EXERCISE DIRECTIONS
Every line that includes the word "this" is to be listed.

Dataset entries
— START —
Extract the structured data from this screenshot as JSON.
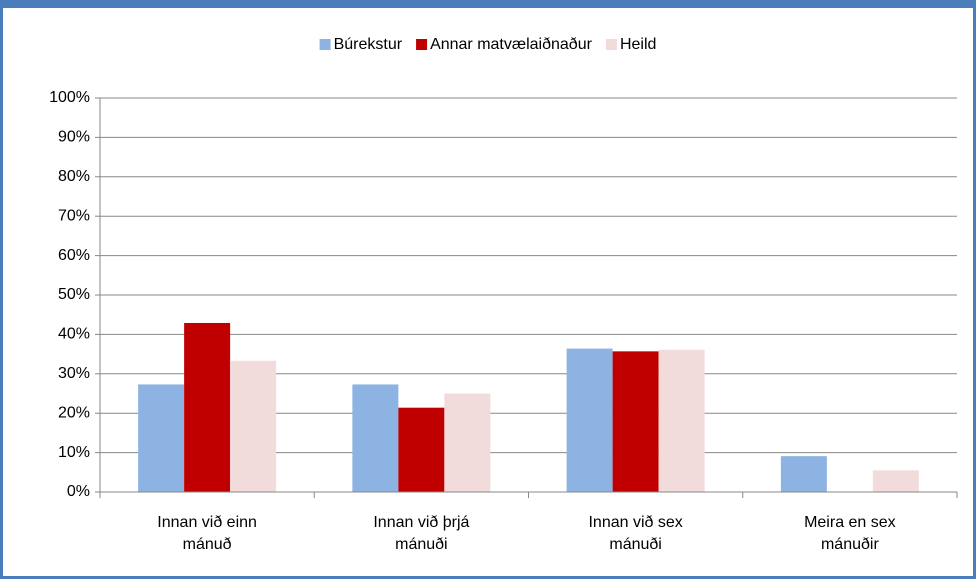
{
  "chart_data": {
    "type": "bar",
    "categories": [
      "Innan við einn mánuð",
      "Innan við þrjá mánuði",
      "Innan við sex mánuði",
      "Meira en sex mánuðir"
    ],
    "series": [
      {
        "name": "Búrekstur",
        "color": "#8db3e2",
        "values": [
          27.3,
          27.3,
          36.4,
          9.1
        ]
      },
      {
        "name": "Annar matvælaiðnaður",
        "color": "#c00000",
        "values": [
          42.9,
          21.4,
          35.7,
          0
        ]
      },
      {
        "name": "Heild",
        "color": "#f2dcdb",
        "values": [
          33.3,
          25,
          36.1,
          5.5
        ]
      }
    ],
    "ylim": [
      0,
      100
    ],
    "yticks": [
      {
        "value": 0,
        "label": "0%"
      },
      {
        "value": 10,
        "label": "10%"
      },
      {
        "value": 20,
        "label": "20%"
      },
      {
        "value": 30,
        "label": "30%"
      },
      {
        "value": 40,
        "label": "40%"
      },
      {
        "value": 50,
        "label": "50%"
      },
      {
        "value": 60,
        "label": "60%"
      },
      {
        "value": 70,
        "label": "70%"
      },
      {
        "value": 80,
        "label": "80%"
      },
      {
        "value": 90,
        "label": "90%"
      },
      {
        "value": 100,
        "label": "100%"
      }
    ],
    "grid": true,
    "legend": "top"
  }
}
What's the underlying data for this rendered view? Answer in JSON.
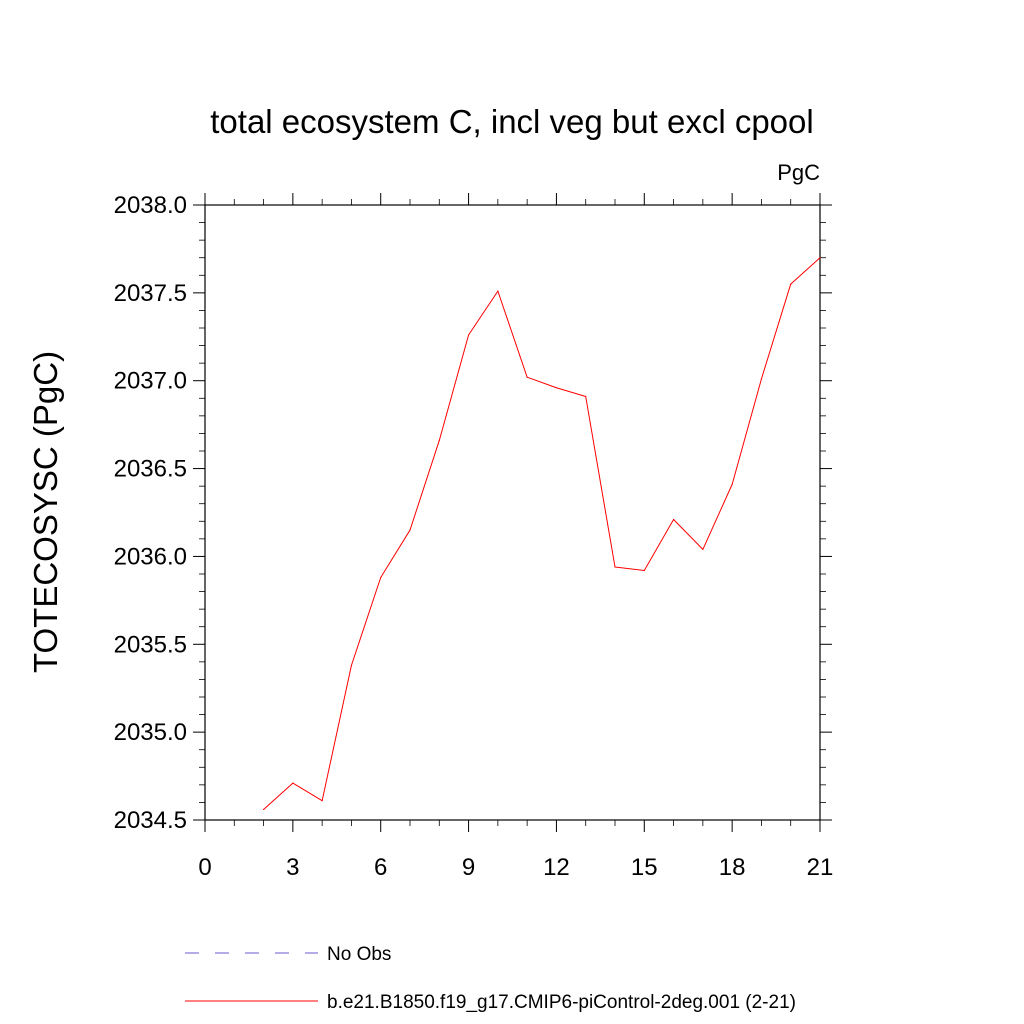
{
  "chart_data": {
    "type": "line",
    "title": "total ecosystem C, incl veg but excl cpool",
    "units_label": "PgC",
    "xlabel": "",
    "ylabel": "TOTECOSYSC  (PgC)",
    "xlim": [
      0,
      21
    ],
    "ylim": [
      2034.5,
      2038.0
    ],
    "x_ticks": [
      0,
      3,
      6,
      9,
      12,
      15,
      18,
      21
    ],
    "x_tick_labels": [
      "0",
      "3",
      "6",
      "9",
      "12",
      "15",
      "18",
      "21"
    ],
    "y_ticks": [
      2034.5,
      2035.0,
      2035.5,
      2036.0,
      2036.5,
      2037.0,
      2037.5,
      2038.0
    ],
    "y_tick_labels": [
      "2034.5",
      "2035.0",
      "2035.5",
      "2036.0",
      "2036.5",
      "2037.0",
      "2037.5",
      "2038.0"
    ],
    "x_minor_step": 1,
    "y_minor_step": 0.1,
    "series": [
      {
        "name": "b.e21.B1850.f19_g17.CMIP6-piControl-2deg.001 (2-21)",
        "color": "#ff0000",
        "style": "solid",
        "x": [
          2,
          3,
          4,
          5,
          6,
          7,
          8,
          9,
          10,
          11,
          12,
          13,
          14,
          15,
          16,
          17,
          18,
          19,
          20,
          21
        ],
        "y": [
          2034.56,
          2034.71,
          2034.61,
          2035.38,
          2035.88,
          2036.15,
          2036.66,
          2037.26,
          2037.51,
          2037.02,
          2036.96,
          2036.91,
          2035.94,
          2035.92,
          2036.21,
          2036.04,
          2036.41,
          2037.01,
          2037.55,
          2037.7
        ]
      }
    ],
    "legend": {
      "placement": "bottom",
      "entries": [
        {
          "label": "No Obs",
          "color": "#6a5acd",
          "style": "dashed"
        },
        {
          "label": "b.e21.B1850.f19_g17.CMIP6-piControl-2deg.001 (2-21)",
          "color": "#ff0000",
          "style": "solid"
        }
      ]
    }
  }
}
— END —
— START —
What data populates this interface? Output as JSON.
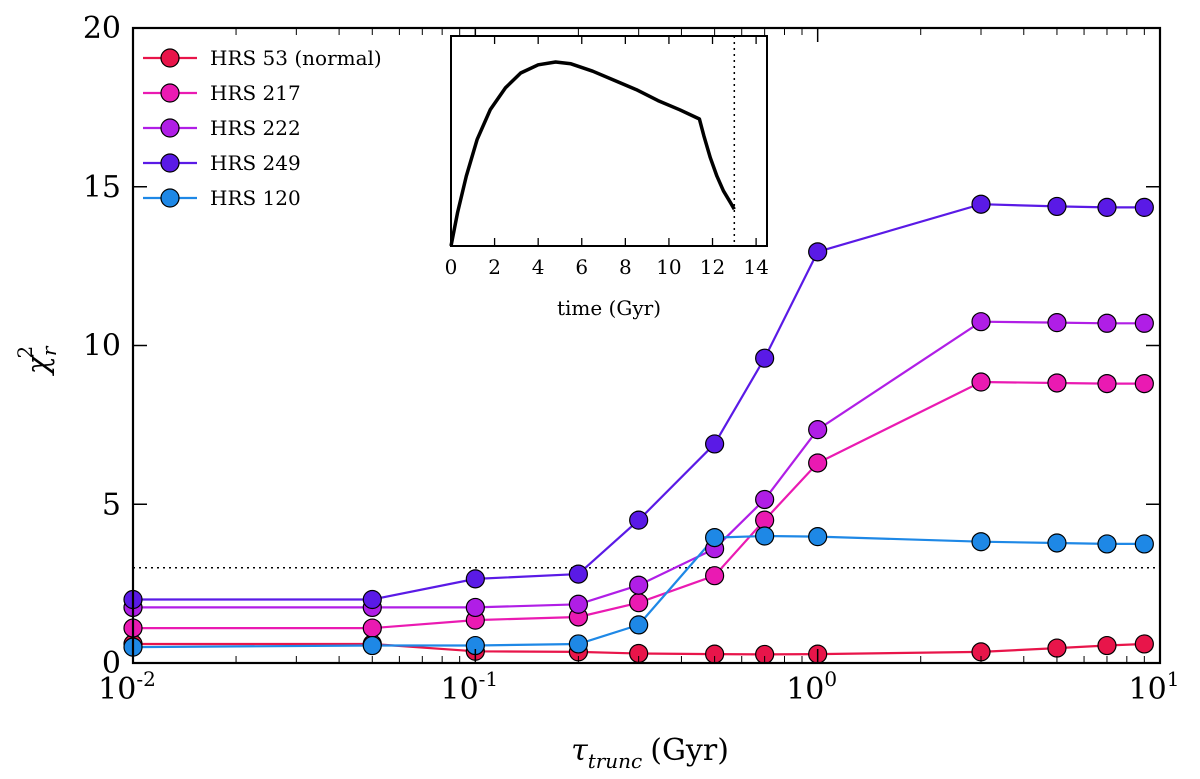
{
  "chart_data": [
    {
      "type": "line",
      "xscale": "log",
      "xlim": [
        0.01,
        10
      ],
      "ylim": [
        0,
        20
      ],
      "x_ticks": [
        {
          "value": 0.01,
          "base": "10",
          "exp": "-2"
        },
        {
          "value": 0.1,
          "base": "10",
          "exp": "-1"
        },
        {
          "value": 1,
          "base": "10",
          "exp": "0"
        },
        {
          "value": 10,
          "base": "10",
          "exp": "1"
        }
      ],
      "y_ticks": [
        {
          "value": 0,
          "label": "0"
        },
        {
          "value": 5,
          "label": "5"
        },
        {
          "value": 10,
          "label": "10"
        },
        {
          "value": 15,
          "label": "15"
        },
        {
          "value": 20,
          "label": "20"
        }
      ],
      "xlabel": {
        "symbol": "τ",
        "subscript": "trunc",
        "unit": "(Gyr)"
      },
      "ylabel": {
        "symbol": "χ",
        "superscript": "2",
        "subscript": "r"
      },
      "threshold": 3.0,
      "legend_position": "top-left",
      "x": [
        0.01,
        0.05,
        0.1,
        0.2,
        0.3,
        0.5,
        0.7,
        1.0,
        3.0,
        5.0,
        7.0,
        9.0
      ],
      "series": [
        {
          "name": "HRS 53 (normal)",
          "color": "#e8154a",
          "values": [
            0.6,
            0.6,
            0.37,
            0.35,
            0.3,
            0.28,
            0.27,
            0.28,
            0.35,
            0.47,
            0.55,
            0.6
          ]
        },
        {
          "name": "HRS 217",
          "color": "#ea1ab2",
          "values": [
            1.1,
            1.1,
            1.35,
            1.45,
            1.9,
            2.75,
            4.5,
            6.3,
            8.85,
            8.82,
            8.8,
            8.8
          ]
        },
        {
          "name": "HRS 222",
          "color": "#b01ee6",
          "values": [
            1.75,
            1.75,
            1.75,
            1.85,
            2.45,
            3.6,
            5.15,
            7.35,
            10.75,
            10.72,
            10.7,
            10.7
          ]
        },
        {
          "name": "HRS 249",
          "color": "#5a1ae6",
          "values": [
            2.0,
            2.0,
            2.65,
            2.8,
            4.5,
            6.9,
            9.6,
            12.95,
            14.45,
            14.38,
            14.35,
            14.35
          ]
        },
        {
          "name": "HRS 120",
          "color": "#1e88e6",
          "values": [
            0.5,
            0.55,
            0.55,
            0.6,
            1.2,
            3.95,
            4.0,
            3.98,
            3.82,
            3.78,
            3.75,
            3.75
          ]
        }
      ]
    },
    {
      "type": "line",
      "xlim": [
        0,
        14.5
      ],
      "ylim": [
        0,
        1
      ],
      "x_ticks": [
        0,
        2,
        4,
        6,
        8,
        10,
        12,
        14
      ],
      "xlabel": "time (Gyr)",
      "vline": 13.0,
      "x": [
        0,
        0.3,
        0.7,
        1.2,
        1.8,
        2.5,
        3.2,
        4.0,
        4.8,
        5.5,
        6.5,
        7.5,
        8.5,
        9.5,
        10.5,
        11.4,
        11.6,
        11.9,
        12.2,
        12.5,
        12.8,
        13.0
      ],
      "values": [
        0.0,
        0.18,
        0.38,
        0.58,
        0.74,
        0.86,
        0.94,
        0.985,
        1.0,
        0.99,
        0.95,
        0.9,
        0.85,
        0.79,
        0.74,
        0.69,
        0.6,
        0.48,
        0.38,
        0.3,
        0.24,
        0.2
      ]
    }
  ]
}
— END —
— START —
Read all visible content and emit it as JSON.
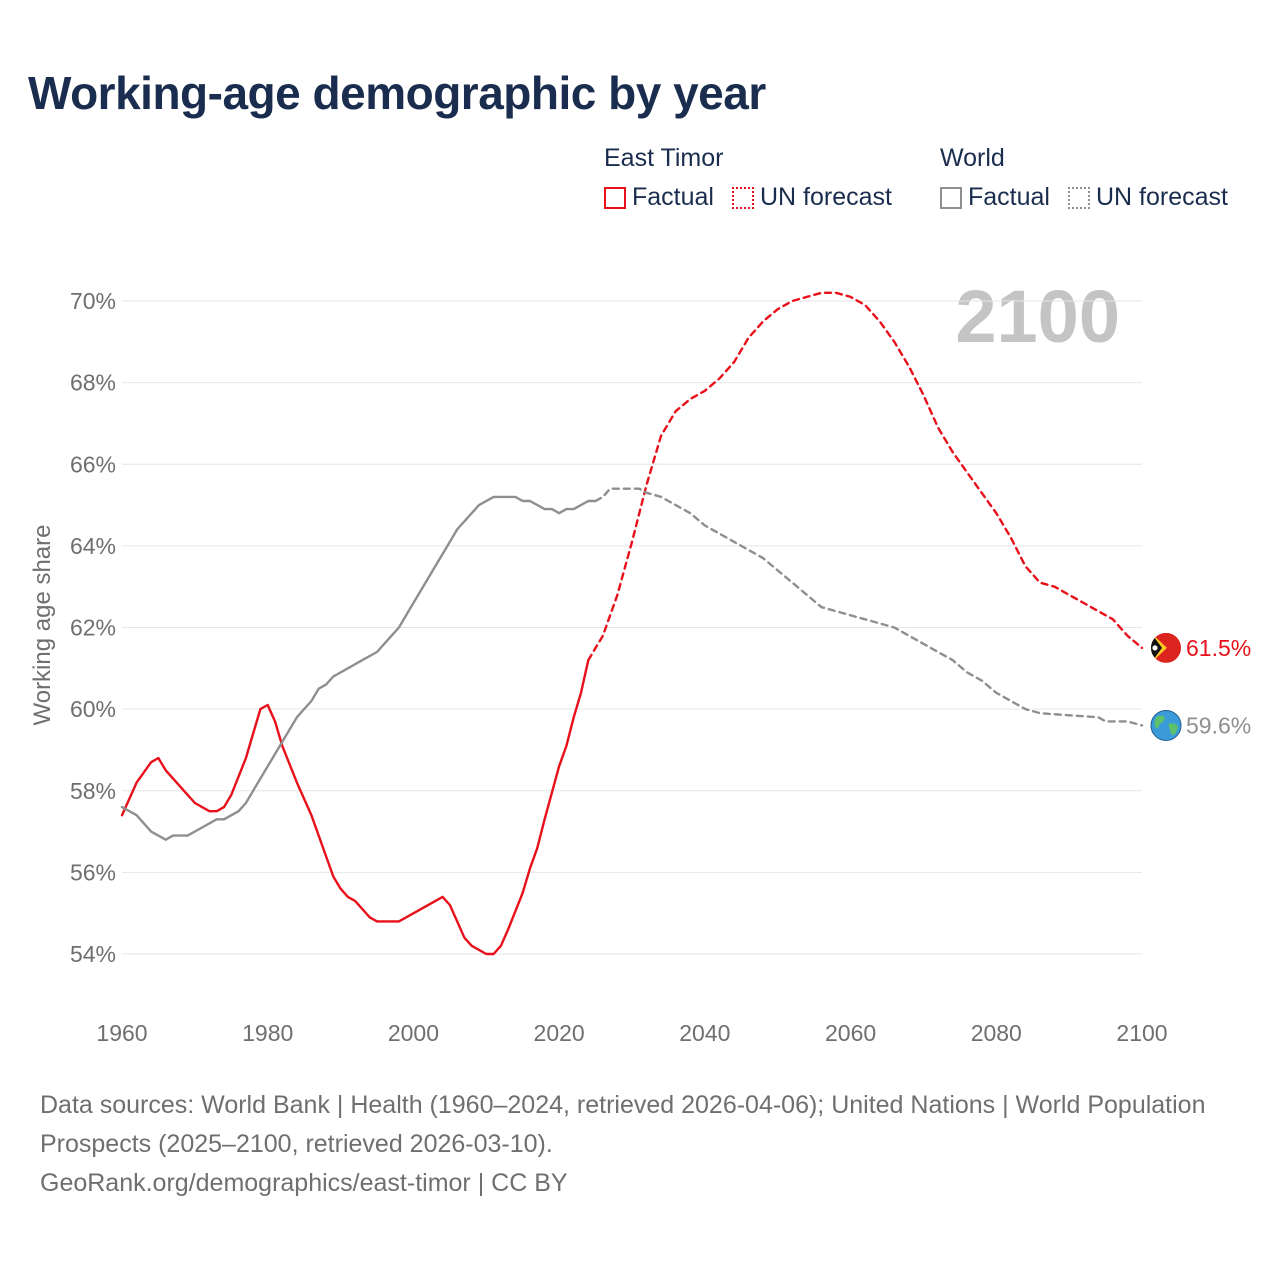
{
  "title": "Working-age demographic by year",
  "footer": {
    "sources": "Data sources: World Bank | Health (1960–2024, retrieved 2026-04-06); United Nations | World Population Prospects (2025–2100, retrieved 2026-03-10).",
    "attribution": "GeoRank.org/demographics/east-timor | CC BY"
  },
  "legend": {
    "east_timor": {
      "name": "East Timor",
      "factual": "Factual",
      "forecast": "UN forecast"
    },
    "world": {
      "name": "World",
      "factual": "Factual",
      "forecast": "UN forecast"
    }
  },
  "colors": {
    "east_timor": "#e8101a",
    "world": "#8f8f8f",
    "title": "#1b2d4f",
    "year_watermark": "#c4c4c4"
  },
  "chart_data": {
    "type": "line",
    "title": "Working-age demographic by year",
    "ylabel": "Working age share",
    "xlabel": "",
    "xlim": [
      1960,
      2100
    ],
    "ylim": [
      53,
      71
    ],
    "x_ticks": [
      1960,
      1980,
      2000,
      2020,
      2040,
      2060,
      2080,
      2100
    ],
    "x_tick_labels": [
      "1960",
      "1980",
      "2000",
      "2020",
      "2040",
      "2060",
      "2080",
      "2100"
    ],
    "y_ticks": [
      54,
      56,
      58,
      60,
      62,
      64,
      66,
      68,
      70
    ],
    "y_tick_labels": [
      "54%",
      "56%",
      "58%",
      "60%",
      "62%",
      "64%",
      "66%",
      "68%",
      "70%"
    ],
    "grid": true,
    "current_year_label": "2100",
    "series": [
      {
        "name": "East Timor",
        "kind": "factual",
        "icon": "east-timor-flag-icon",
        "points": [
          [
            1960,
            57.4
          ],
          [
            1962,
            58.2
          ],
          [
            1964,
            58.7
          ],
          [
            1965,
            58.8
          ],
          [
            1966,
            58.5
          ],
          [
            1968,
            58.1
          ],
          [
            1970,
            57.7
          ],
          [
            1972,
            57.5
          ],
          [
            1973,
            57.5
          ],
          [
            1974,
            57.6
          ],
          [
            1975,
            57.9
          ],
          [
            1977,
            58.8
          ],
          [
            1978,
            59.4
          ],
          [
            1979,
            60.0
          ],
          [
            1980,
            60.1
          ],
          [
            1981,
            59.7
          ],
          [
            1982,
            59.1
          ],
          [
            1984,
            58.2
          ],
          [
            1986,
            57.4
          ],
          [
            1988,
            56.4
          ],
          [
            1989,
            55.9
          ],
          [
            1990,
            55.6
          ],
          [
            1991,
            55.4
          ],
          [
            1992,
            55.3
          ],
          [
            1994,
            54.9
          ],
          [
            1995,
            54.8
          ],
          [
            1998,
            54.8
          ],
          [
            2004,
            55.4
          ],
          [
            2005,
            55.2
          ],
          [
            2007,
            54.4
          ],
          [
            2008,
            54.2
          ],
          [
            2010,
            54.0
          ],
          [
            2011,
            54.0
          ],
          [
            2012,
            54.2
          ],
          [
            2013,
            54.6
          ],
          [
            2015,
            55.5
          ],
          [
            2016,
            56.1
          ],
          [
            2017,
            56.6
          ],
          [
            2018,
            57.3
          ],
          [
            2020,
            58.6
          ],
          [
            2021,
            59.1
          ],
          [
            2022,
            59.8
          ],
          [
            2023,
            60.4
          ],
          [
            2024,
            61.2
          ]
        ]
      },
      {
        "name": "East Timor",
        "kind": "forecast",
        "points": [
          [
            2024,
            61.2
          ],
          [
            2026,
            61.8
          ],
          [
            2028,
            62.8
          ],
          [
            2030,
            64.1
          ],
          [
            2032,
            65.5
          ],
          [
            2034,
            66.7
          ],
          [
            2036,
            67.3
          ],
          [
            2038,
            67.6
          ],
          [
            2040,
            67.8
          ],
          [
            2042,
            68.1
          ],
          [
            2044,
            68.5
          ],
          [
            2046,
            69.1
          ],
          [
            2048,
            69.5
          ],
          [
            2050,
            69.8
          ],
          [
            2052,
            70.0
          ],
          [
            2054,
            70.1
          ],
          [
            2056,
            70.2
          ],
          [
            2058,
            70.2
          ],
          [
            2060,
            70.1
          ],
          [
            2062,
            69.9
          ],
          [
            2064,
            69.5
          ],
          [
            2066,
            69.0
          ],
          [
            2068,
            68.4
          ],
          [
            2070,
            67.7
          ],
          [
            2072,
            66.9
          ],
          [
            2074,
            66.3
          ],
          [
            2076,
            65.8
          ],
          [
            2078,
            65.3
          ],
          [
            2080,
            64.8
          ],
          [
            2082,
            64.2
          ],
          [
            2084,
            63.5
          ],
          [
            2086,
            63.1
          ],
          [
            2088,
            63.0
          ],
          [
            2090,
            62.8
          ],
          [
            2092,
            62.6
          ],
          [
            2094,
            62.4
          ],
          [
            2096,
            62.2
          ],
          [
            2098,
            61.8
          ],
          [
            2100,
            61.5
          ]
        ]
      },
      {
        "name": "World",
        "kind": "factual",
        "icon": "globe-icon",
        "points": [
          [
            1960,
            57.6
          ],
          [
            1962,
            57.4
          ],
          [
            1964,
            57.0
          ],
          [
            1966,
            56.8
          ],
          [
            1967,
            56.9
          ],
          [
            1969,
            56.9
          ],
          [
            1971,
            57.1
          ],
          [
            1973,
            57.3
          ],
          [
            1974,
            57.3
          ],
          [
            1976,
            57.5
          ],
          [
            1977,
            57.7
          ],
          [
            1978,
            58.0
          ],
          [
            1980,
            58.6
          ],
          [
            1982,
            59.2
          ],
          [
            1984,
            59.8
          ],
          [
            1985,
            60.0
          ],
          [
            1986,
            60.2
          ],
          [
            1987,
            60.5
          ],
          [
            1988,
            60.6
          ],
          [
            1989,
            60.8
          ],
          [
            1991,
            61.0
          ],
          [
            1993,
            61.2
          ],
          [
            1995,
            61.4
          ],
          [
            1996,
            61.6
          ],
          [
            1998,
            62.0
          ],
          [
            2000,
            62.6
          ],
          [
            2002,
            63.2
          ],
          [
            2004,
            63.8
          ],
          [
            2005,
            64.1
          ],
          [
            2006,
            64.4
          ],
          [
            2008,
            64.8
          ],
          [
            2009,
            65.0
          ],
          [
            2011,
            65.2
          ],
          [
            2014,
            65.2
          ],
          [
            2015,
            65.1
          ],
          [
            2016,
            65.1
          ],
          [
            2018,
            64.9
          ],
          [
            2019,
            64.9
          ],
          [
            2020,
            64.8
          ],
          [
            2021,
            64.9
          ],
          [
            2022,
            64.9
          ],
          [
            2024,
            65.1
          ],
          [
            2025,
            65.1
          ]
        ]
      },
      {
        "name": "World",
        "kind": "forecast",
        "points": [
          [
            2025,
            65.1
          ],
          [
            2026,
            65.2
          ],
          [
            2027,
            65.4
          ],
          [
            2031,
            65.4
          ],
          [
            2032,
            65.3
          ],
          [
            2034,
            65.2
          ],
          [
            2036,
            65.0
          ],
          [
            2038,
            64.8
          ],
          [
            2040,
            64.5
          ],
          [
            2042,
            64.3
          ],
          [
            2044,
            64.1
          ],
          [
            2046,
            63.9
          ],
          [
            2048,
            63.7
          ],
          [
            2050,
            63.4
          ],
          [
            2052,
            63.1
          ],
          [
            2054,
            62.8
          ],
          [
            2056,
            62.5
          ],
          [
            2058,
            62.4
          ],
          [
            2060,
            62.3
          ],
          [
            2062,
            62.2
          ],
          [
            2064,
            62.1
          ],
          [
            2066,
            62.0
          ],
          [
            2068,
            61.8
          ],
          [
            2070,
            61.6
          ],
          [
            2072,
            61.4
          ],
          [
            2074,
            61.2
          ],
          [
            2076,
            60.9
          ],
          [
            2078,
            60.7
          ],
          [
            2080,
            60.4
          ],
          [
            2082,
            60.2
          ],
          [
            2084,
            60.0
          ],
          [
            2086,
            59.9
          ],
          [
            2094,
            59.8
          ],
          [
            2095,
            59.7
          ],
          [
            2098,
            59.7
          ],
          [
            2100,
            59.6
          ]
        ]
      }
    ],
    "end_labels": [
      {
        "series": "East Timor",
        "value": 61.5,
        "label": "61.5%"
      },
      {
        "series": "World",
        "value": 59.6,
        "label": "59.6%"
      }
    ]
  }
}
— END —
EXERCISE ANSWER
Extract the structured data from this screenshot as JSON.
What's the underlying data for this rendered view? Answer in JSON.
What data populates this interface? Output as JSON.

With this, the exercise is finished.